Saved entries ::
*-*-*
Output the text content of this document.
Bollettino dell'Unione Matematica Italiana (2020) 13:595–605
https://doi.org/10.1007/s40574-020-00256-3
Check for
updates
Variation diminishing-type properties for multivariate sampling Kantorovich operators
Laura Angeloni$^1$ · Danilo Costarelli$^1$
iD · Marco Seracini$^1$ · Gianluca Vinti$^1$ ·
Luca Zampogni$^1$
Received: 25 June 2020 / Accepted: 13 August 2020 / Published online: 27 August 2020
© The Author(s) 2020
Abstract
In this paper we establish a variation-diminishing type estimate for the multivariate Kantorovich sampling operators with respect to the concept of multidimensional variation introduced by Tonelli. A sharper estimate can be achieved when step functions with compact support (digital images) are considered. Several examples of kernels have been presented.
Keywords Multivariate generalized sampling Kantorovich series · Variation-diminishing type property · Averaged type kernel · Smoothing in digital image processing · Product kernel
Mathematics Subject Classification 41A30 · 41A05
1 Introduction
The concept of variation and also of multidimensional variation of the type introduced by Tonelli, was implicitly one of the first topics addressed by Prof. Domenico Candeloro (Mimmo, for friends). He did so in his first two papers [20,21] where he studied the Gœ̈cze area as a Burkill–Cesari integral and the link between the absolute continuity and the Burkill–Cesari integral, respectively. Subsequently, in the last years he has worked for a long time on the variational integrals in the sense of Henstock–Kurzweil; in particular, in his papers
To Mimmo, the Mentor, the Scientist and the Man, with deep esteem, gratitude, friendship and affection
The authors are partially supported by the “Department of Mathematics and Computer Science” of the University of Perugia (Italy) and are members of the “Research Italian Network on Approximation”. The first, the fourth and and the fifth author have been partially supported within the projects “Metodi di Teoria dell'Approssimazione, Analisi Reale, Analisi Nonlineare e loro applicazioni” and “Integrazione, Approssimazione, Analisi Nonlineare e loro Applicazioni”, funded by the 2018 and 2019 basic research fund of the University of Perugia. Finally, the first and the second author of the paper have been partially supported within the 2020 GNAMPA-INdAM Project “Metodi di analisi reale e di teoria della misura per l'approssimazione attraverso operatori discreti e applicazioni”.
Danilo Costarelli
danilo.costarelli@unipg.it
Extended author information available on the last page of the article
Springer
*-*-*
Print the entries exactly. Include every one.

Problem solution ::
Output the text content of this document.
Bollettino dell'Unione Matematica Italiana (2020) 13:595–605
https://doi.org/10.1007/s40574-020-00256-3
Check for
updates
Variation diminishing-type properties for multivariate sampling Kantorovich operators
Laura Angeloni$^1$ · Danilo Costarelli$^1$
iD · Marco Seracini$^1$ · Gianluca Vinti$^1$ ·
Luca Zampogni$^1$
Received: 25 June 2020 / Accepted: 13 August 2020 / Published online: 27 August 2020
© The Author(s) 2020
Abstract
In this paper we establish a variation-diminishing type estimate for the multivariate Kantorovich sampling operators with respect to the concept of multidimensional variation introduced by Tonelli. A sharper estimate can be achieved when step functions with compact support (digital images) are considered. Several examples of kernels have been presented.
Keywords Multivariate generalized sampling Kantorovich series · Variation-diminishing type property · Averaged type kernel · Smoothing in digital image processing · Product kernel
Mathematics Subject Classification 41A30 · 41A05
1 Introduction
The concept of variation and also of multidimensional variation of the type introduced by Tonelli, was implicitly one of the first topics addressed by Prof. Domenico Candeloro (Mimmo, for friends). He did so in his first two papers [20,21] where he studied the Gœ̈cze area as a Burkill–Cesari integral and the link between the absolute continuity and the Burkill–Cesari integral, respectively. Subsequently, in the last years he has worked for a long time on the variational integrals in the sense of Henstock–Kurzweil; in particular, in his papers
To Mimmo, the Mentor, the Scientist and the Man, with deep esteem, gratitude, friendship and affection
The authors are partially supported by the “Department of Mathematics and Computer Science” of the University of Perugia (Italy) and are members of the “Research Italian Network on Approximation”. The first, the fourth and and the fifth author have been partially supported within the projects “Metodi di Teoria dell'Approssimazione, Analisi Reale, Analisi Nonlineare e loro applicazioni” and “Integrazione, Approssimazione, Analisi Nonlineare e loro Applicazioni”, funded by the 2018 and 2019 basic research fund of the University of Perugia. Finally, the first and the second author of the paper have been partially supported within the 2020 GNAMPA-INdAM Project “Metodi di analisi reale e di teoria della misura per l'approssimazione attraverso operatori discreti e applicazioni”.
Danilo Costarelli
danilo.costarelli@unipg.it
Extended author information available on the last page of the article
Springer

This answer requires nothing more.